STATED GOAL >>
Leave out the pictures and transcribe everything else exactly.

....

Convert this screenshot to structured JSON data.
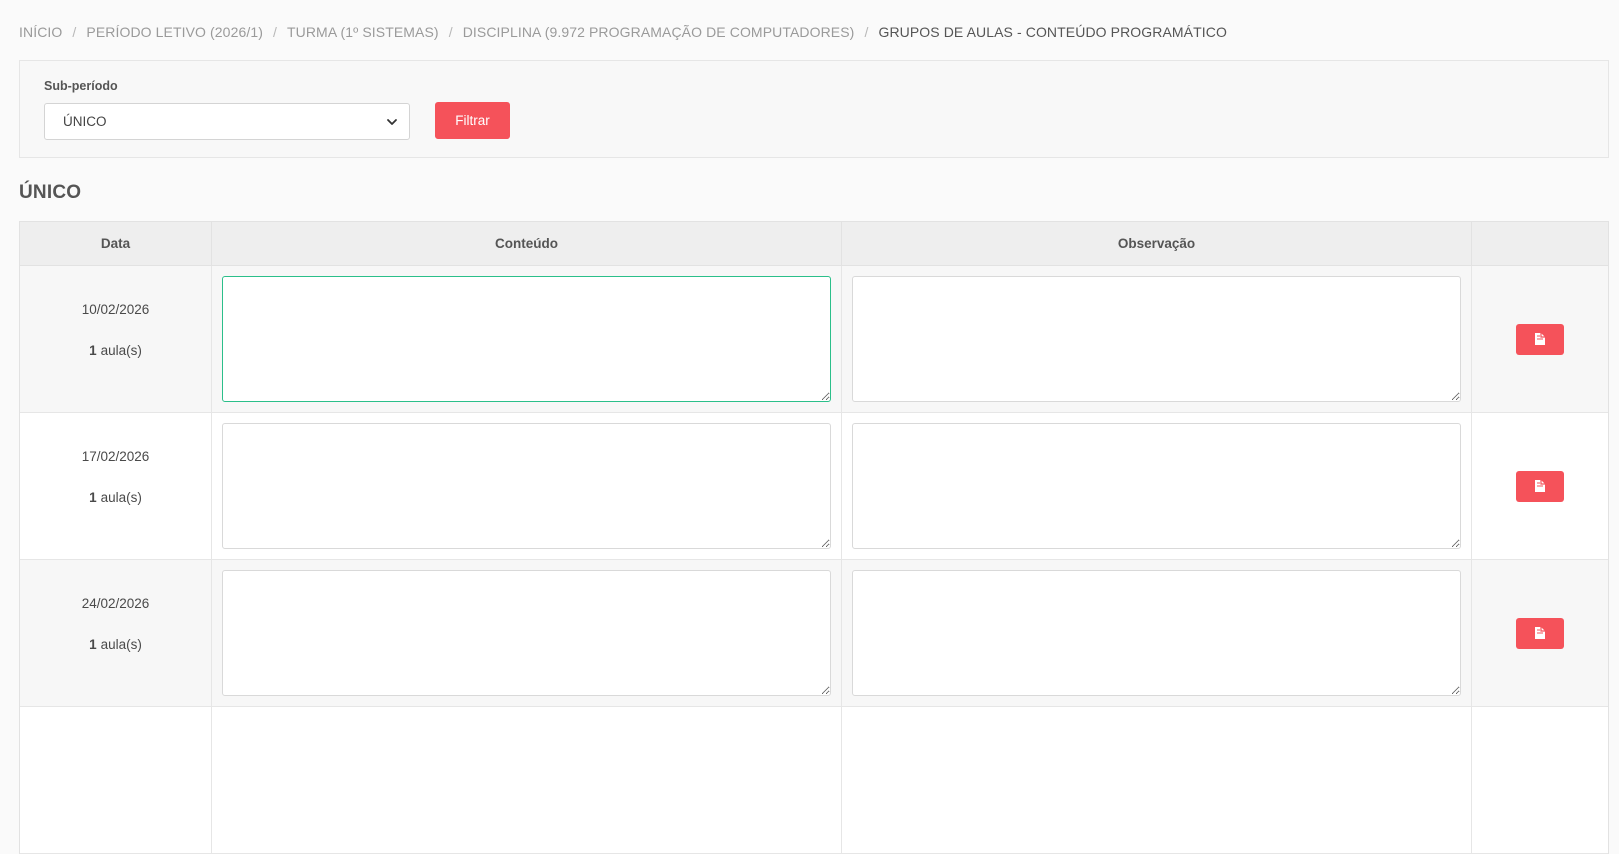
{
  "breadcrumb": [
    {
      "label": "INÍCIO"
    },
    {
      "label": "PERÍODO LETIVO (2026/1)"
    },
    {
      "label": "TURMA (1º SISTEMAS)"
    },
    {
      "label": "DISCIPLINA (9.972 PROGRAMAÇÃO DE COMPUTADORES)"
    },
    {
      "label": "GRUPOS DE AULAS - CONTEÚDO PROGRAMÁTICO"
    }
  ],
  "breadcrumb_separator": "/",
  "filter": {
    "label": "Sub-período",
    "selected": "ÚNICO",
    "button_label": "Filtrar"
  },
  "section": {
    "title": "ÚNICO"
  },
  "table": {
    "headers": {
      "date": "Data",
      "content": "Conteúdo",
      "observation": "Observação",
      "actions": ""
    },
    "rows": [
      {
        "date": "10/02/2026",
        "lessons_count": "1",
        "lessons_suffix": "aula(s)",
        "content": "",
        "observation": "",
        "action_icon": "document-icon"
      },
      {
        "date": "17/02/2026",
        "lessons_count": "1",
        "lessons_suffix": "aula(s)",
        "content": "",
        "observation": "",
        "action_icon": "document-icon"
      },
      {
        "date": "24/02/2026",
        "lessons_count": "1",
        "lessons_suffix": "aula(s)",
        "content": "",
        "observation": "",
        "action_icon": "document-icon"
      }
    ]
  },
  "colors": {
    "accent": "#f5525a",
    "focus_border": "#2bbf8a"
  }
}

....

FINAL ANSWER >>
Convert this screenshot to structured JSON data.
{
  "breadcrumb": [
    {
      "label": "INÍCIO"
    },
    {
      "label": "PERÍODO LETIVO (2026/1)"
    },
    {
      "label": "TURMA (1º SISTEMAS)"
    },
    {
      "label": "DISCIPLINA (9.972 PROGRAMAÇÃO DE COMPUTADORES)"
    },
    {
      "label": "GRUPOS DE AULAS - CONTEÚDO PROGRAMÁTICO"
    }
  ],
  "breadcrumb_separator": "/",
  "filter": {
    "label": "Sub-período",
    "selected": "ÚNICO",
    "button_label": "Filtrar"
  },
  "section": {
    "title": "ÚNICO"
  },
  "table": {
    "headers": {
      "date": "Data",
      "content": "Conteúdo",
      "observation": "Observação",
      "actions": ""
    },
    "rows": [
      {
        "date": "10/02/2026",
        "lessons_count": "1",
        "lessons_suffix": "aula(s)",
        "content": "",
        "observation": "",
        "action_icon": "document-icon"
      },
      {
        "date": "17/02/2026",
        "lessons_count": "1",
        "lessons_suffix": "aula(s)",
        "content": "",
        "observation": "",
        "action_icon": "document-icon"
      },
      {
        "date": "24/02/2026",
        "lessons_count": "1",
        "lessons_suffix": "aula(s)",
        "content": "",
        "observation": "",
        "action_icon": "document-icon"
      }
    ]
  },
  "colors": {
    "accent": "#f5525a",
    "focus_border": "#2bbf8a"
  }
}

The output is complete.